::: MATERIAL FOR THE TASK

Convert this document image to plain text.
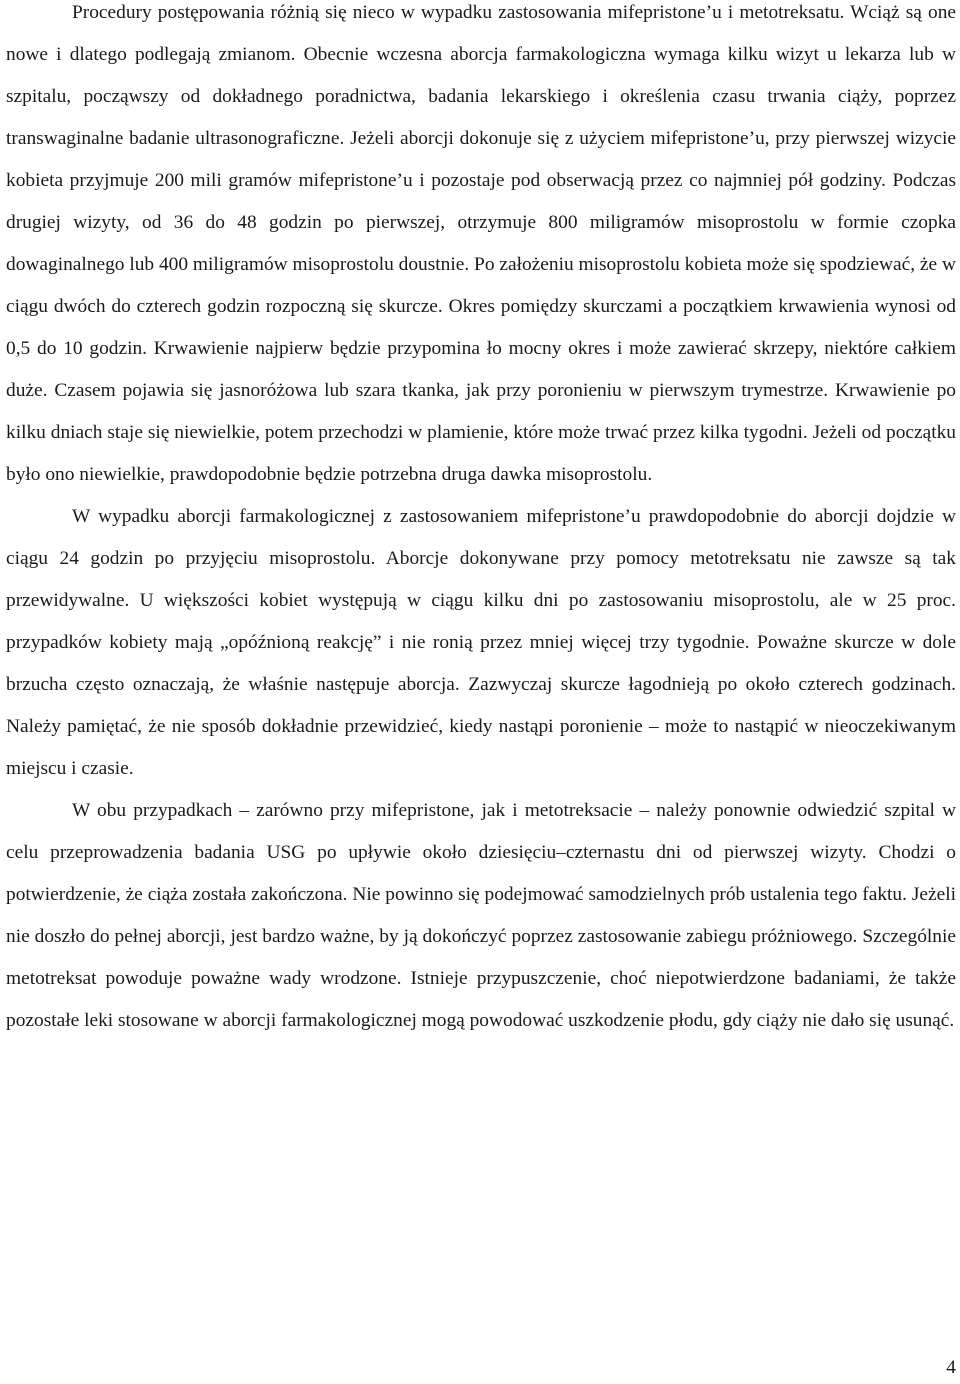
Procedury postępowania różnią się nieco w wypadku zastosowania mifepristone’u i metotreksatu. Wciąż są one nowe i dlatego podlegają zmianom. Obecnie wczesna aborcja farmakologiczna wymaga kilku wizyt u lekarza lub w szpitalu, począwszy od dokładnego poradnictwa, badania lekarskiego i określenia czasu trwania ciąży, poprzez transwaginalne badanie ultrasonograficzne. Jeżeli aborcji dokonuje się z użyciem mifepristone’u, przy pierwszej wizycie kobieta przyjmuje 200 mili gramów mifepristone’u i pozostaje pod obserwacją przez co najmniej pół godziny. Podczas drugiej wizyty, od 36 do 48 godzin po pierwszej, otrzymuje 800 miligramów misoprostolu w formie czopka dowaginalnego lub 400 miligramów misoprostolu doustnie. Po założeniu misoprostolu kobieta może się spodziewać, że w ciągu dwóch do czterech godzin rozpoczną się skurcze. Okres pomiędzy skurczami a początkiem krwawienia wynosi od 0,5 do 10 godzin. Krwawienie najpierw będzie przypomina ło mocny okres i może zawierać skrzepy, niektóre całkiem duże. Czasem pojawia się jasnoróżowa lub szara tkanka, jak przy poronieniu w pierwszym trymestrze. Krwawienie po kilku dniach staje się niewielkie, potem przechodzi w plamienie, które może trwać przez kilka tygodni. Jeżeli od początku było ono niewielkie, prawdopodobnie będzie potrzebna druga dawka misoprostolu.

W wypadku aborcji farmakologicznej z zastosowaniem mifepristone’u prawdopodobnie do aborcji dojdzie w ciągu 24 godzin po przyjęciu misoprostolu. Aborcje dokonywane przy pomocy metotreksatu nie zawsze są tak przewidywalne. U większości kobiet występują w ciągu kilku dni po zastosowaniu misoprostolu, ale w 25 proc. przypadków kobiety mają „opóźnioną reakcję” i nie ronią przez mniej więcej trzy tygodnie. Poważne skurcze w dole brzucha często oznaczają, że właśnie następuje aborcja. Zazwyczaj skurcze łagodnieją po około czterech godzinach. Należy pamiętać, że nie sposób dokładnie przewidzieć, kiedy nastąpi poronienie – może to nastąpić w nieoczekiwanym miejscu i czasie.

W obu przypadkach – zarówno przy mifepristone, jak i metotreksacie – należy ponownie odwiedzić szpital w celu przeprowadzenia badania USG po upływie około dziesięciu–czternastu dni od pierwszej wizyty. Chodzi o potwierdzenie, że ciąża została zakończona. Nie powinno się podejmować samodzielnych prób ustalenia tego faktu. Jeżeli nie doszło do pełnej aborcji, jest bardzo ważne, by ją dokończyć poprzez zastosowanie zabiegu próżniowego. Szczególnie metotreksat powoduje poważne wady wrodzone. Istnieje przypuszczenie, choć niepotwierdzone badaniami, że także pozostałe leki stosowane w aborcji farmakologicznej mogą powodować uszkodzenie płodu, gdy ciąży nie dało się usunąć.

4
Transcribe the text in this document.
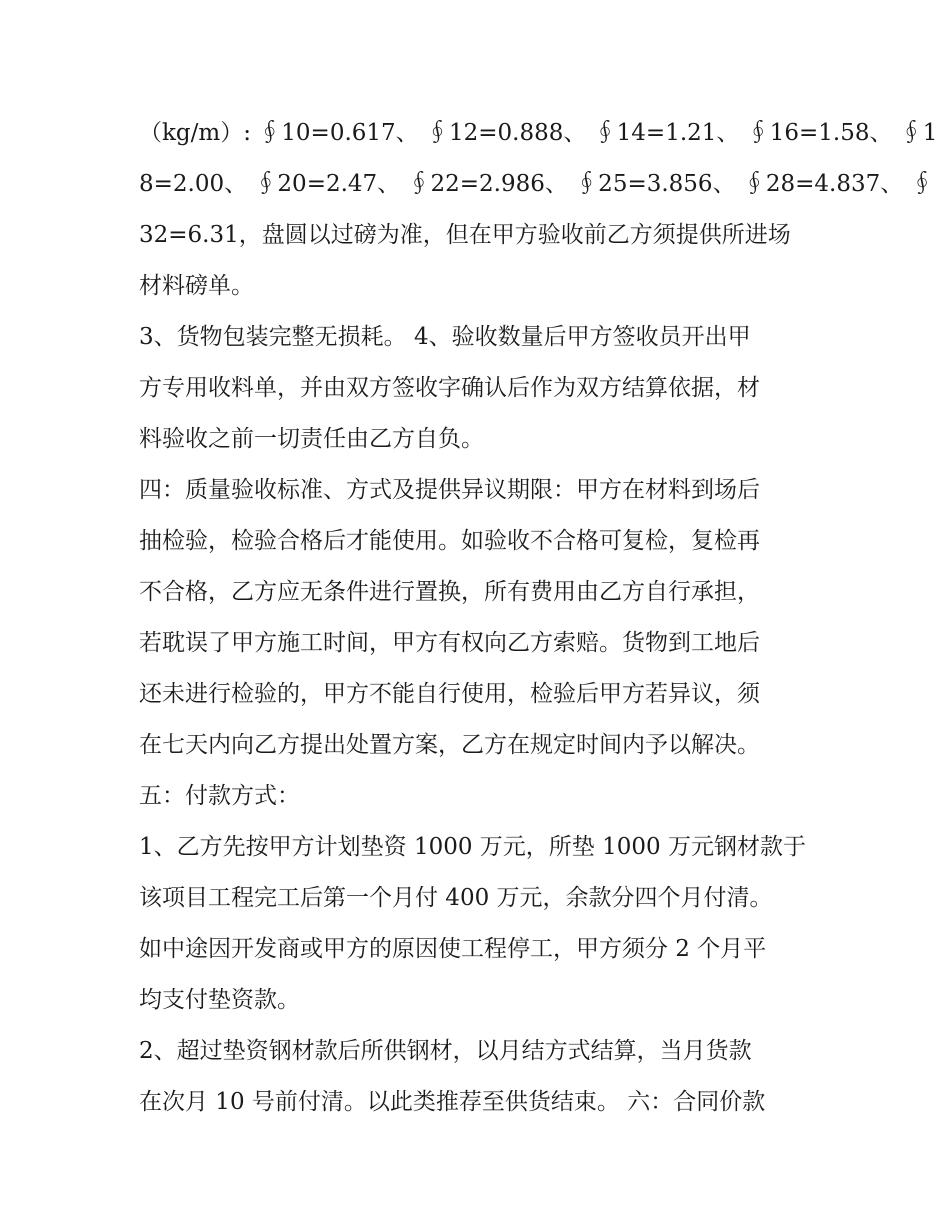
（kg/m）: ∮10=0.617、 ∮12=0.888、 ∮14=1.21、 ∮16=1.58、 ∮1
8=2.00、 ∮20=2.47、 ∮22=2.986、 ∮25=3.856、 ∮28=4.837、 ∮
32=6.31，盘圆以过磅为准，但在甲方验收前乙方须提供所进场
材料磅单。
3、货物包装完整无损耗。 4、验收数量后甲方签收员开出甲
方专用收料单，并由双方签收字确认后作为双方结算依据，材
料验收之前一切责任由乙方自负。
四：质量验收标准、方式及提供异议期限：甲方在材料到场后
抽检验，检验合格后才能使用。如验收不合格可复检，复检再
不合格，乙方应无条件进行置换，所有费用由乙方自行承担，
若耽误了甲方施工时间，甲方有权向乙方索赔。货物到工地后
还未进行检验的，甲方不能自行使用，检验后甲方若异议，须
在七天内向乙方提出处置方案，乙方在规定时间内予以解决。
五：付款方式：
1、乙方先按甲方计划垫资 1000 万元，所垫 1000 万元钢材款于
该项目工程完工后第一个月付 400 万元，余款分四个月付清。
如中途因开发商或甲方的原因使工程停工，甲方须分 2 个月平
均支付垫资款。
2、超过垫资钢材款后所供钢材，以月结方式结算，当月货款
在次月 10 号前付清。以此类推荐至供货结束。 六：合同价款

::::::

• _DO THIS_
List each line in the listing that contains the string "farmakologicznej".

• _ANSWER TO THIS TASK_
W wypadku aborcji farmakologicznej z zastosowaniem mifepristone’u prawdopodobnie do aborcji dojdzie w ciągu 24 godzin po przyjęciu misoprostolu. Aborcje dokonywane przy pomocy metotreksatu nie zawsze są tak przewidywalne. U większości kobiet występują w ciągu kilku dni po zastosowaniu misoprostolu, ale w 25 proc. przypadków kobiety mają „opóźnioną reakcję” i nie ronią przez mniej więcej trzy tygodnie. Poważne skurcze w dole brzucha często oznaczają, że właśnie następuje aborcja. Zazwyczaj skurcze łagodnieją po około czterech godzinach. Należy pamiętać, że nie sposób dokładnie przewidzieć, kiedy nastąpi poronienie – może to nastąpić w nieoczekiwanym miejscu i czasie.
W obu przypadkach – zarówno przy mifepristone, jak i metotreksacie – należy ponownie odwiedzić szpital w celu przeprowadzenia badania USG po upływie około dziesięciu–czternastu dni od pierwszej wizyty. Chodzi o potwierdzenie, że ciąża została zakończona. Nie powinno się podejmować samodzielnych prób ustalenia tego faktu. Jeżeli nie doszło do pełnej aborcji, jest bardzo ważne, by ją dokończyć poprzez zastosowanie zabiegu próżniowego. Szczególnie metotreksat powoduje poważne wady wrodzone. Istnieje przypuszczenie, choć niepotwierdzone badaniami, że także pozostałe leki stosowane w aborcji farmakologicznej mogą powodować uszkodzenie płodu, gdy ciąży nie dało się usunąć.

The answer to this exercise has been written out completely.